Texto proporcionado:
========
Hace muy pocos días el digital The Objective publicó un sondeo demoscópico sobre el resultado que arrojaría una hipotética repetición electoral en Cataluña ahora mismo. Es interesante constatar que los datos y conclusiones que aporta la encuesta encajan casi como anillo al dedo con la mayor parte de opiniones vertidas en muchos medios por periodistas de todo pelaje, locutores de radio y analistas del mundo político. Let’s see…
ERC pagaría el pato y los platos rotos, el desaguisado, acentuando aún más su caída, pasando de 20 a 17 escaños. Tanto el PSC como Junts verían aumentar ligeramente su porcentaje de votos, obteniendo un acta más cada uno de ellos –de 42 escaños a 43 los primeros; de 35 a 36 los segundos–. También sube en intención de voto el PP (de 15 a 16). No del todo mal resisten los de Vox el embate (perdería un diputado, de 11 a 10). En el eje de izquierdas perderían un diputado Comuns Sumar (de 6 a 5) y la CUP (de 4 a 3).
Curiosamente la más beneficiada en ese sondeo es Sílvia Orriols de Aliança Catalana –que pasaría de 2 a 5 escaños–; partido que aglutina a los independentistas que ya no comulgan con ruedas de molino y mentiras, y a un creciente sector de catalanes cada vez más preocupado ante el constante incremento de la delincuencia en nuestras calles, problema que, nos guste o no –cuidado, no digamos algo improcedente– tiene mucho que ver con la entrada masiva y sin control alguno de cirujanos y anestesistas que desembarcan felices en nuestras costas, dando abrazos y recitando versos de Lorca, Machado, Rosalía de Castro y Salvador Espriu. Míriam Nogueras, Jordi Turull y los de Junts lo tienen claro, exigen que Cataluña quede totalmente excluida del reparto de personal médico tan cualificado. Creen que es mejor cerrar directamente plantas de hospitales… ¿Lo he expresado con prudencia o me autocensuro un poco más?
En un segundo sondeo, efectuado también por el ya citado digital, se indaga en la intención de voto en el caso de que ERC y Junts apostaran por concurrir en candidatura única a esos nuevos comicios. Y sí, ganarían de calle, serían los más votados, alcanzando los 57 escaños. Pero ni siquiera sumando los de la CUP (2) y los de Aliança Catalana (4) tendrían mayoría absoluta.
Así están ahora mismo las cosas en Cataluña… ¿Recuerdan ustedes el júbilo generalizado, desbordante, de la noche electoral, cuando el recuento de votos quedó cerrado? El mensaje unánime era que al fin, gracias al cielo, y tras incontables años de parálisis legislativa y desgobierno, odio y desunión social, decadencia económica y derrotas, el nacionalismo se derrumbaba estrepitosamente y el constitucionalismo sumaba mayoría absoluta.
Sí, esa noche las urnas parieron una clara mayoría constitucionalista, aunque inútil, totalmente inútil debido al odio atávico y guerracivilista que ha convertido la política de este país en un auténtico estercolero. En este asunto, al margen de que Illa, Puigdemont y Rovira se acusen del desaguisado, cosa que sin duda harán, hay muchos más culpables. Muchos.
Y ustedes conocen perfectamente sus nombres y apellidos.
========
Material proporcionado:
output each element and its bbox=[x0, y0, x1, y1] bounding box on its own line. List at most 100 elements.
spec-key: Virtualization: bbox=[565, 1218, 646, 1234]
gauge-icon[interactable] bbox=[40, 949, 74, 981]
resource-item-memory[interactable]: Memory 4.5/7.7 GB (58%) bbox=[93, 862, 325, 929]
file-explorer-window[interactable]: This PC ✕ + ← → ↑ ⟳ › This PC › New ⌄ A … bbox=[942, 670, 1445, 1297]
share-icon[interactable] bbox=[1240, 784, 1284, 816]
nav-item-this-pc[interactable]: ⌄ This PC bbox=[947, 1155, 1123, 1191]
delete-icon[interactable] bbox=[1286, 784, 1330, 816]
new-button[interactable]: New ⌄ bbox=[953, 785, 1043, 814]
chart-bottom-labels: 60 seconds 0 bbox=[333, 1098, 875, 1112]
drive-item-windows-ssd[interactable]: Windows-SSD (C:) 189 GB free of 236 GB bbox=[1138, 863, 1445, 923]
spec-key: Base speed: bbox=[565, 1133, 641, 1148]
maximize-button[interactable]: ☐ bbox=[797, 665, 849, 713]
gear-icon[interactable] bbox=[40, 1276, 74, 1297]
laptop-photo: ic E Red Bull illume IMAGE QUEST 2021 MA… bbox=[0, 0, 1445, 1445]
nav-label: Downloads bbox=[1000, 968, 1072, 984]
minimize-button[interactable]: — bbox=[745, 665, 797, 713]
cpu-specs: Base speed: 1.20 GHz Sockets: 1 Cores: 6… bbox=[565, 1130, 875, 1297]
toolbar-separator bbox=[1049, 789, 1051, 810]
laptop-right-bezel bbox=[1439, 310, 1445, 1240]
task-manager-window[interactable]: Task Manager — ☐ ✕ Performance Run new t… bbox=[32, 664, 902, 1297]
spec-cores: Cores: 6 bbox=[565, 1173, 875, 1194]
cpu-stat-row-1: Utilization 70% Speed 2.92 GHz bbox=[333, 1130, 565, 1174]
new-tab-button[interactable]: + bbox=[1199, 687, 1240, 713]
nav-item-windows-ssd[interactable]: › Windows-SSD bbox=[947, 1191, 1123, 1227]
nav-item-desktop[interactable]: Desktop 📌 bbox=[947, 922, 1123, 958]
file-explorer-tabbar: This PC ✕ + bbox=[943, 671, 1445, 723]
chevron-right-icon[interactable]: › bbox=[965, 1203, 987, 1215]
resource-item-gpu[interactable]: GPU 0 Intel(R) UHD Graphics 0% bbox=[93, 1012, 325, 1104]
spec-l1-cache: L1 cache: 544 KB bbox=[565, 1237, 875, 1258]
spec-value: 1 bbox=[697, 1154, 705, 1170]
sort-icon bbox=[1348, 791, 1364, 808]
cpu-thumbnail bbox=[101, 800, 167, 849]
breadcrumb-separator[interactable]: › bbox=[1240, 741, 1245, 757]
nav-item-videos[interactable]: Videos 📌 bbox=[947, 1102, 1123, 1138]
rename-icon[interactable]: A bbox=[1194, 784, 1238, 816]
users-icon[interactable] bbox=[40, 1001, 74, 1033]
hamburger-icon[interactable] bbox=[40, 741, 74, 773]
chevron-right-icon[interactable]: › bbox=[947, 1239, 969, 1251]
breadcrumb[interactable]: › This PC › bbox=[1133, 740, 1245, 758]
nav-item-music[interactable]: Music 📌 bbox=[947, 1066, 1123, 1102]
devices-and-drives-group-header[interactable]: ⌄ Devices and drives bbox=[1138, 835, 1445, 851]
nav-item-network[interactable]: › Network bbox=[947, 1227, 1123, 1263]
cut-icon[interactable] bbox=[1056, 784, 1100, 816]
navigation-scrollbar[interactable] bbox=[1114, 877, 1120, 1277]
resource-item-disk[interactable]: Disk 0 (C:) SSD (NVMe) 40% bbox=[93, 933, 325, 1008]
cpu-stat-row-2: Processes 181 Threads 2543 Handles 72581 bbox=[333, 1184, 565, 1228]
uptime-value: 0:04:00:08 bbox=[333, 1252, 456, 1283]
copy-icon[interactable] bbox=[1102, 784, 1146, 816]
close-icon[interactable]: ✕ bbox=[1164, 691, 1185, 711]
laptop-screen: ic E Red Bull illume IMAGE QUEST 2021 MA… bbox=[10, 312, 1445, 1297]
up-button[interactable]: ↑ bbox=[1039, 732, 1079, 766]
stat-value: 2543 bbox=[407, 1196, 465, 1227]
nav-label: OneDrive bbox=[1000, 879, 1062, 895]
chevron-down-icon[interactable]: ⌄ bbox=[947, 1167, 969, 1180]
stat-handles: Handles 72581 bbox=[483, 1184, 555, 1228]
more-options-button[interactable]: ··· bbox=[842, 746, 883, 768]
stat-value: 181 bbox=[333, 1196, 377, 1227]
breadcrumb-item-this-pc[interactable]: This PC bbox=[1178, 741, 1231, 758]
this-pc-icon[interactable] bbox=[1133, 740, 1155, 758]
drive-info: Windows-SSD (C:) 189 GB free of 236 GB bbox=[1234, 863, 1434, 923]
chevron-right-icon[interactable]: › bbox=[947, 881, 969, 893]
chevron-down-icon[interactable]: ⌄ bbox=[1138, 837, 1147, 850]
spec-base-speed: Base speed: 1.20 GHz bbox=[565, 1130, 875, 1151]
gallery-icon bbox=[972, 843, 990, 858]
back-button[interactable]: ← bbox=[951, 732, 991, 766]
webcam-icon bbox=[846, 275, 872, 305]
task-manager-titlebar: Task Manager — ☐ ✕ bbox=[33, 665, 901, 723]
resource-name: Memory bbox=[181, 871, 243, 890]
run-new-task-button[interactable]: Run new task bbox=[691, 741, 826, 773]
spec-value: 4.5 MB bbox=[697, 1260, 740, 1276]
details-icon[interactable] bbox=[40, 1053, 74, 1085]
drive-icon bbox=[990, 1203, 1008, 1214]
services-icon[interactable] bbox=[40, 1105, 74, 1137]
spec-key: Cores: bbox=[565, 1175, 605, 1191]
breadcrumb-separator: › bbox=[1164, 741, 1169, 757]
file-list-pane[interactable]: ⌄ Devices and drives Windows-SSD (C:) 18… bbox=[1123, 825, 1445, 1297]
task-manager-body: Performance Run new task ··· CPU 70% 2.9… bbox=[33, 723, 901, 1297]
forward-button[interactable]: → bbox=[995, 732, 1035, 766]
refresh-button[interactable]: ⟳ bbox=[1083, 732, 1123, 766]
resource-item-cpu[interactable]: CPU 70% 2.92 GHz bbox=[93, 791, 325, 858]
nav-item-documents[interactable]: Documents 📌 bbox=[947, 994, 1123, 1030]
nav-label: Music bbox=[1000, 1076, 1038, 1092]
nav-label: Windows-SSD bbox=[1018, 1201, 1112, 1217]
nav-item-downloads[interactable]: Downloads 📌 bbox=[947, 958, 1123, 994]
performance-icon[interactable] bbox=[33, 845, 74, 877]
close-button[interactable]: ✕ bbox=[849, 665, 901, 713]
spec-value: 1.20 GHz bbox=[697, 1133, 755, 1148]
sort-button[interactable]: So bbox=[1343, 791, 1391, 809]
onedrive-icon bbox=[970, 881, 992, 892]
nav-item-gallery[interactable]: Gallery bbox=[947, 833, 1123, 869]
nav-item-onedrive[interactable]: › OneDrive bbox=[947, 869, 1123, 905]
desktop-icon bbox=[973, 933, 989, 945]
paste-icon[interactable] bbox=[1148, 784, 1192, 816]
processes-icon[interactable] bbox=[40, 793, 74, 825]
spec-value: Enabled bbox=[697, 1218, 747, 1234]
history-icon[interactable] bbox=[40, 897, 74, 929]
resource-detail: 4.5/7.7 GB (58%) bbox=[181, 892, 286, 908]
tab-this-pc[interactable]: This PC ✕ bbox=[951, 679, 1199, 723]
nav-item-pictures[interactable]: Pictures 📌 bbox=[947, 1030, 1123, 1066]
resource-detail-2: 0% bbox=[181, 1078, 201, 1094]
========
Explorar el material:
(A) Según el texto sobre el sondeo electoral en Cataluña, ¿cuántos escaños obtendría ERC en una repetición electoral?
(B) Transcribe, por favor, el fragmento del texto sobre el sondeo electoral en Cataluña que va desde "Así están ahora" hasta "sumaba mayoría absoluta.", ambos incluidos.

Respuestas numeradas:
(A) Pasaría de 20 a 17 escaños.

(B)
Así están ahora mismo las cosas en Cataluña… ¿Recuerdan ustedes el júbilo generalizado, desbordante, de la noche electoral, cuando el recuento de votos quedó cerrado? El mensaje unánime era que al fin, gracias al cielo, y tras incontables años de parálisis legislativa y desgobierno, odio y desunión social, decadencia económica y derrotas, el nacionalismo se derrumbaba estrepitosamente y el constitucionalismo sumaba mayoría absoluta.